**DATA LINES**
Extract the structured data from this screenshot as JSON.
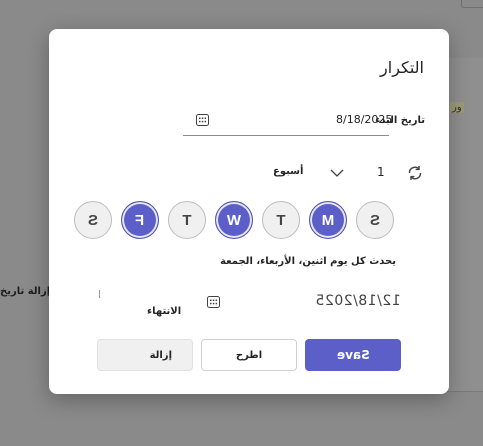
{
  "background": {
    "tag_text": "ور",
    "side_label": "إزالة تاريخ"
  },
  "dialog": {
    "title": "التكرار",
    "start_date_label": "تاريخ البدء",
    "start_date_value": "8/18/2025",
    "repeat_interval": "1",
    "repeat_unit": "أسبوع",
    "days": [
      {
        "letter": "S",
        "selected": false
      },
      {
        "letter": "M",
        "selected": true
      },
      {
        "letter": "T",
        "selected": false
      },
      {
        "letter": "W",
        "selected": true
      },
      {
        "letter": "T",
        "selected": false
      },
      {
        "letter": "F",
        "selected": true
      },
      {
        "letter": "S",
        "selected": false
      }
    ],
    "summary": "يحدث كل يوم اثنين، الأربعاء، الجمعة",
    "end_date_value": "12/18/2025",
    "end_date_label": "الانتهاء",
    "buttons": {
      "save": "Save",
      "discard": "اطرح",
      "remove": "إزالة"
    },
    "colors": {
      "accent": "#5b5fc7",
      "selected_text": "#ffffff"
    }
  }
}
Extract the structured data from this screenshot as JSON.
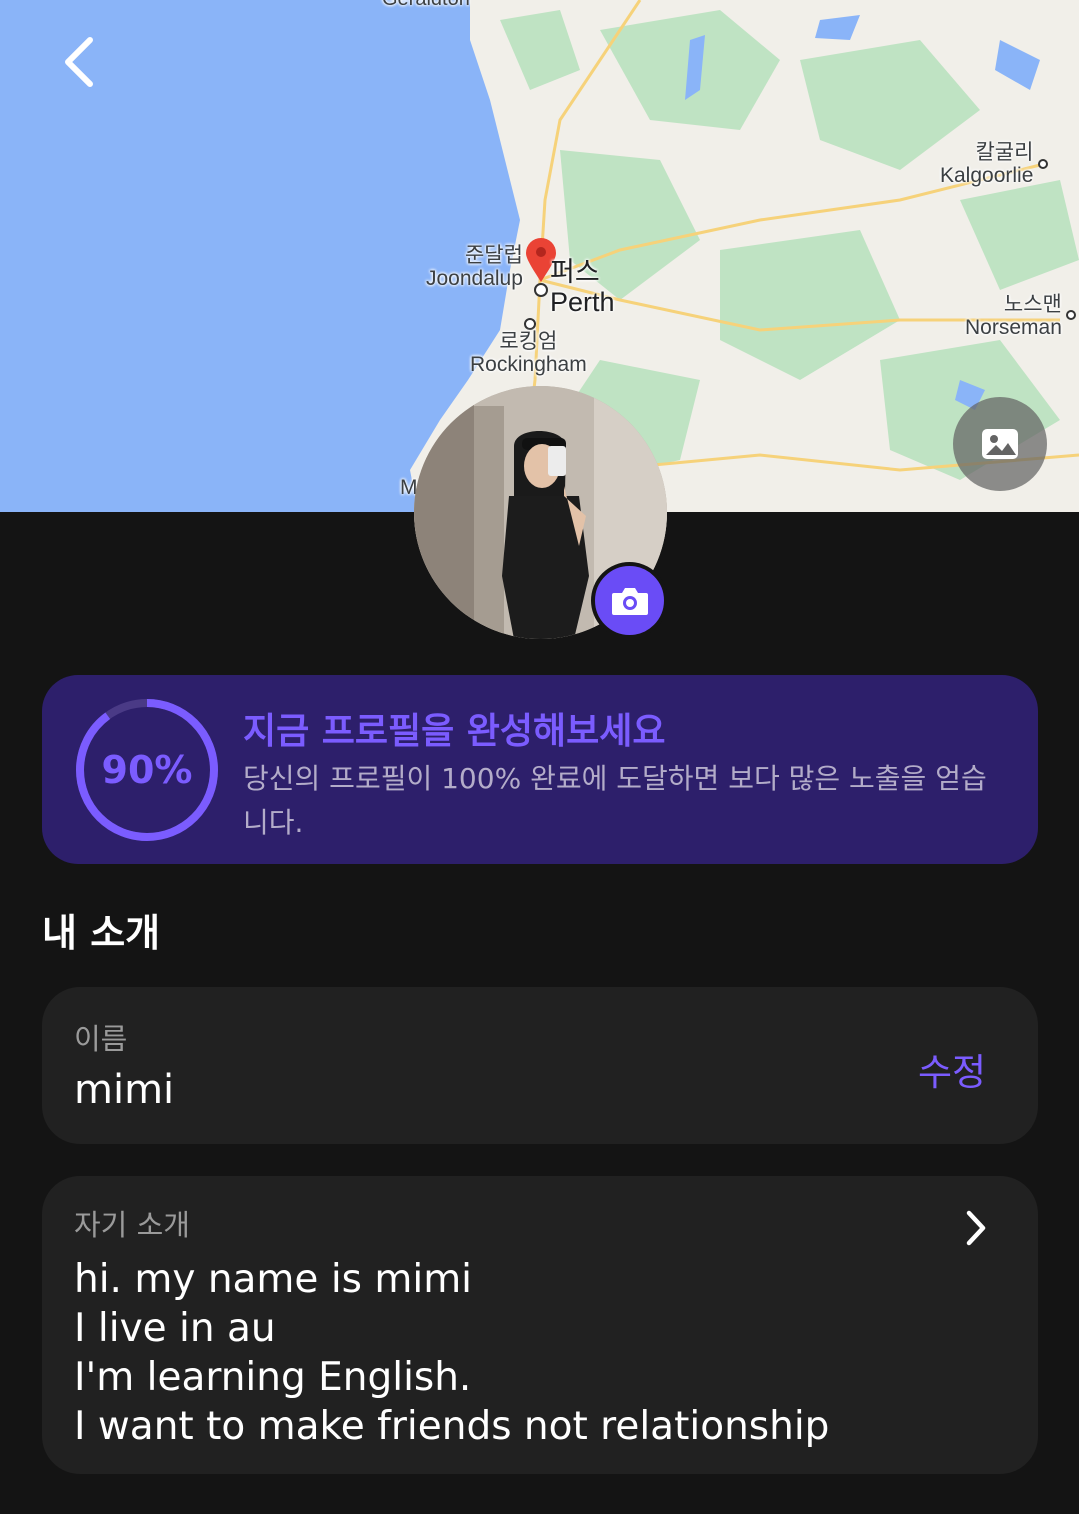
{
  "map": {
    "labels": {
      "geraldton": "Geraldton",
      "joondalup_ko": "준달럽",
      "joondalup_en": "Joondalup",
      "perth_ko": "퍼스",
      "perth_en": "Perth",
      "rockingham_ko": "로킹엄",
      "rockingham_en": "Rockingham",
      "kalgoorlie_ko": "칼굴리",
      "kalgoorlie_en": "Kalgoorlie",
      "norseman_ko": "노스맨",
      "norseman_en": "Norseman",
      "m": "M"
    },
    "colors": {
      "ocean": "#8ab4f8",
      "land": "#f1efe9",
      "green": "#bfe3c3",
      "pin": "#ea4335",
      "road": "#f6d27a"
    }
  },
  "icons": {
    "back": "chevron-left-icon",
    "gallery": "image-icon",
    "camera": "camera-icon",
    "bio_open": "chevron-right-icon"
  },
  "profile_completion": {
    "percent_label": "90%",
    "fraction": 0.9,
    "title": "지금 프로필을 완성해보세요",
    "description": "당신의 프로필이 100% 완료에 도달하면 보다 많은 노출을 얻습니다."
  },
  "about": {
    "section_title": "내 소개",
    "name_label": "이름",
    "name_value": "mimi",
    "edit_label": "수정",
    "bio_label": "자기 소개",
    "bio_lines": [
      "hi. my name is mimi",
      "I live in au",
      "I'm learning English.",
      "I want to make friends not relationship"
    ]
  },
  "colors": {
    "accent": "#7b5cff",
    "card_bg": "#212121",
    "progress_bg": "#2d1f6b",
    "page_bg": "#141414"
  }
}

**REQUEST**
Print the complete listing exactly, apart from any pictures.

**COMPLETE OUTPUT**
Extract the structured data from this screenshot as JSON.
{
  "background": {
    "tag_text": "ور",
    "side_label": "إزالة تاريخ"
  },
  "dialog": {
    "title": "التكرار",
    "start_date_label": "تاريخ البدء",
    "start_date_value": "8/18/2025",
    "repeat_interval": "1",
    "repeat_unit": "أسبوع",
    "days": [
      {
        "letter": "S",
        "selected": false
      },
      {
        "letter": "M",
        "selected": true
      },
      {
        "letter": "T",
        "selected": false
      },
      {
        "letter": "W",
        "selected": true
      },
      {
        "letter": "T",
        "selected": false
      },
      {
        "letter": "F",
        "selected": true
      },
      {
        "letter": "S",
        "selected": false
      }
    ],
    "summary": "يحدث كل يوم اثنين، الأربعاء، الجمعة",
    "end_date_value": "12/18/2025",
    "end_date_label": "الانتهاء",
    "buttons": {
      "save": "Save",
      "discard": "اطرح",
      "remove": "إزالة"
    },
    "colors": {
      "accent": "#5b5fc7",
      "selected_text": "#ffffff"
    }
  }
}
Extract the structured data from this screenshot as JSON.
{
  "map": {
    "labels": {
      "geraldton": "Geraldton",
      "joondalup_ko": "준달럽",
      "joondalup_en": "Joondalup",
      "perth_ko": "퍼스",
      "perth_en": "Perth",
      "rockingham_ko": "로킹엄",
      "rockingham_en": "Rockingham",
      "kalgoorlie_ko": "칼굴리",
      "kalgoorlie_en": "Kalgoorlie",
      "norseman_ko": "노스맨",
      "norseman_en": "Norseman",
      "m": "M"
    },
    "colors": {
      "ocean": "#8ab4f8",
      "land": "#f1efe9",
      "green": "#bfe3c3",
      "pin": "#ea4335",
      "road": "#f6d27a"
    }
  },
  "icons": {
    "back": "chevron-left-icon",
    "gallery": "image-icon",
    "camera": "camera-icon",
    "bio_open": "chevron-right-icon"
  },
  "profile_completion": {
    "percent_label": "90%",
    "fraction": 0.9,
    "title": "지금 프로필을 완성해보세요",
    "description": "당신의 프로필이 100% 완료에 도달하면 보다 많은 노출을 얻습니다."
  },
  "about": {
    "section_title": "내 소개",
    "name_label": "이름",
    "name_value": "mimi",
    "edit_label": "수정",
    "bio_label": "자기 소개",
    "bio_lines": [
      "hi. my name is mimi",
      "I live in au",
      "I'm learning English.",
      "I want to make friends not relationship"
    ]
  },
  "colors": {
    "accent": "#7b5cff",
    "card_bg": "#212121",
    "progress_bg": "#2d1f6b",
    "page_bg": "#141414"
  }
}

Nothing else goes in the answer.